■ WHAT IS BEING ASKED ■
Return exactly the lines of the entries that start at the line containing "What does this" and continue to the last line. Omit the pictures.

━━━━━━━━━━━━━━━━

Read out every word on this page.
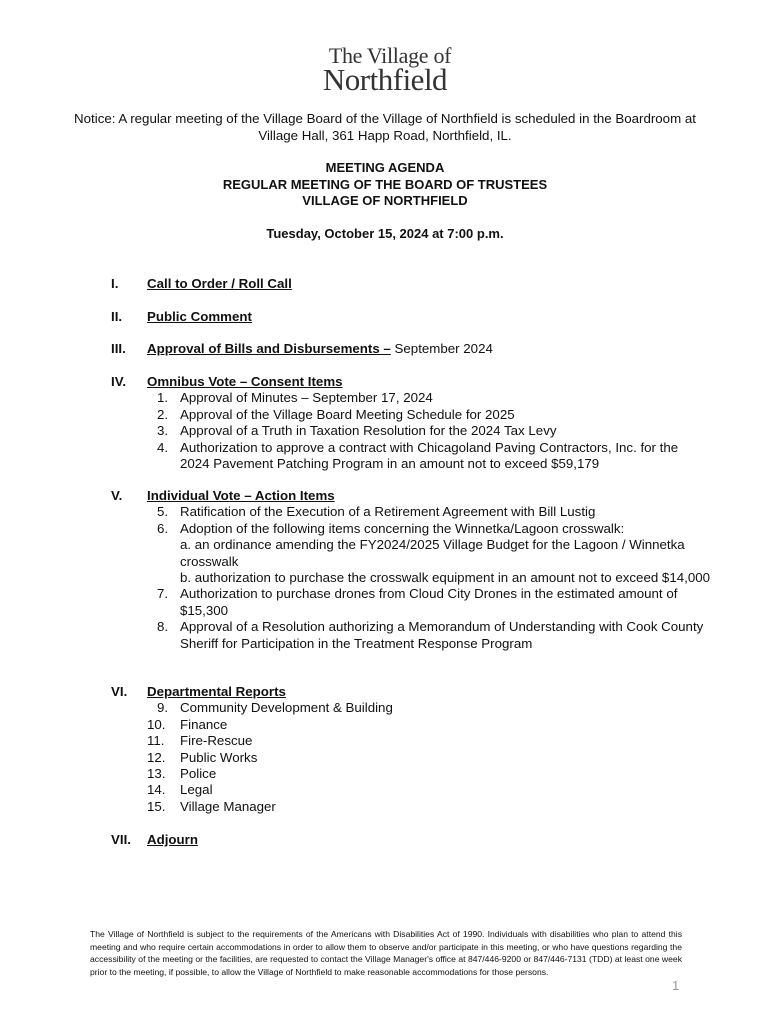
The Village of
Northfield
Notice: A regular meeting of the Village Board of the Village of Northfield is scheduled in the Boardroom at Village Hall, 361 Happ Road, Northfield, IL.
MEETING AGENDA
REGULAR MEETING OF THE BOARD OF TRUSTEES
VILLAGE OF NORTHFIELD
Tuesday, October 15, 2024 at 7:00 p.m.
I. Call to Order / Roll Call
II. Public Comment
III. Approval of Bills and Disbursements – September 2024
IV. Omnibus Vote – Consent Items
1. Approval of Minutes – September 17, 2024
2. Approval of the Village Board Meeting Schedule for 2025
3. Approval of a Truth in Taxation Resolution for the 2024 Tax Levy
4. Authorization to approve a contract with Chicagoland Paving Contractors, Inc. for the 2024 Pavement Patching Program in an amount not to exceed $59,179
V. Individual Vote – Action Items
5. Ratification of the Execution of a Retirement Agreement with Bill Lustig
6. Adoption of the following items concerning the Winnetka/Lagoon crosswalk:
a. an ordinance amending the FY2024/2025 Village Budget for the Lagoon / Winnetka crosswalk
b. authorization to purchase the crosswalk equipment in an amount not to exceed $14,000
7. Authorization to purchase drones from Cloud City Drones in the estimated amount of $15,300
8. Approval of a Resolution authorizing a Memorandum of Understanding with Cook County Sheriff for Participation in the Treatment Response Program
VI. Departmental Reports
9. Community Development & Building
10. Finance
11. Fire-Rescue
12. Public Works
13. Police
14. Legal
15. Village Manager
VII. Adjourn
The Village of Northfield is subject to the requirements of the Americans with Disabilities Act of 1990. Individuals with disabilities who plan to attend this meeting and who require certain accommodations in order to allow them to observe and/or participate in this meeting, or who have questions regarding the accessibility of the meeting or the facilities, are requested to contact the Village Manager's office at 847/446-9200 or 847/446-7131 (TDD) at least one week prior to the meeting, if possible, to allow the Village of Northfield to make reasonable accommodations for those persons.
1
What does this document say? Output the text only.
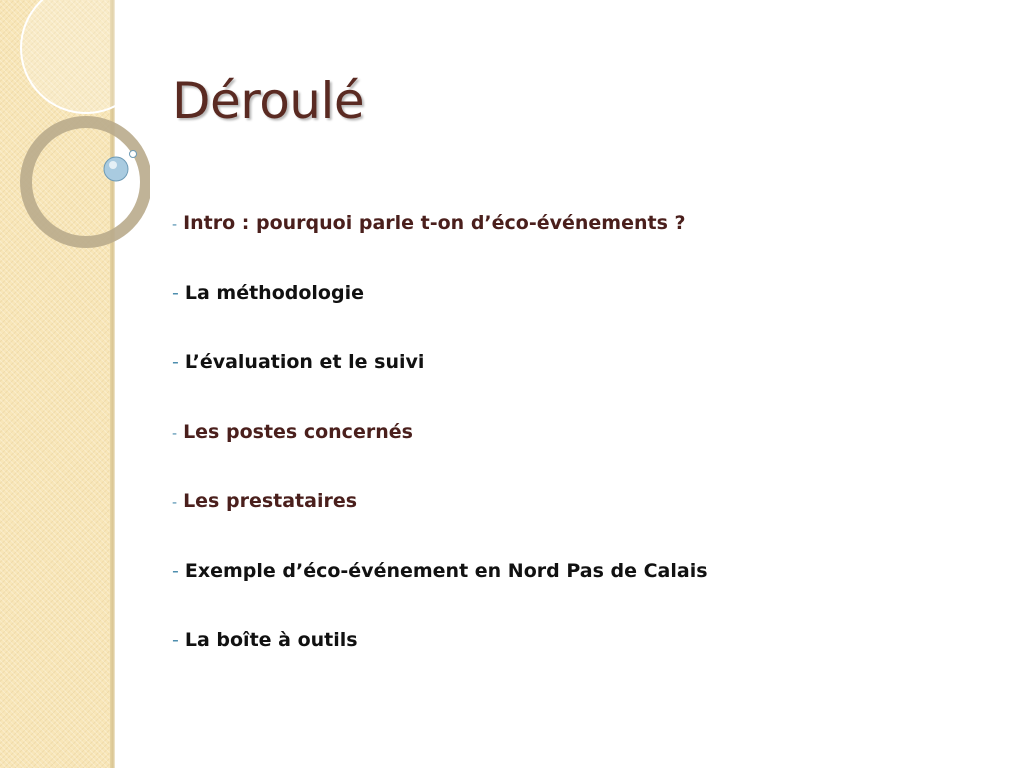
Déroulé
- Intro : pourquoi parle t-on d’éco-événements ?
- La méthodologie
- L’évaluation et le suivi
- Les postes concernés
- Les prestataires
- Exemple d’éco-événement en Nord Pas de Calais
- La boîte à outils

━━━━━━━━━━━━━━━━

■ SOLUTION TO THIS PROBLEM ■
What does this document say? Output the text only.
Déroulé
- Intro : pourquoi parle t-on d’éco-événements ?
- La méthodologie
- L’évaluation et le suivi
- Les postes concernés
- Les prestataires
- Exemple d’éco-événement en Nord Pas de Calais
- La boîte à outils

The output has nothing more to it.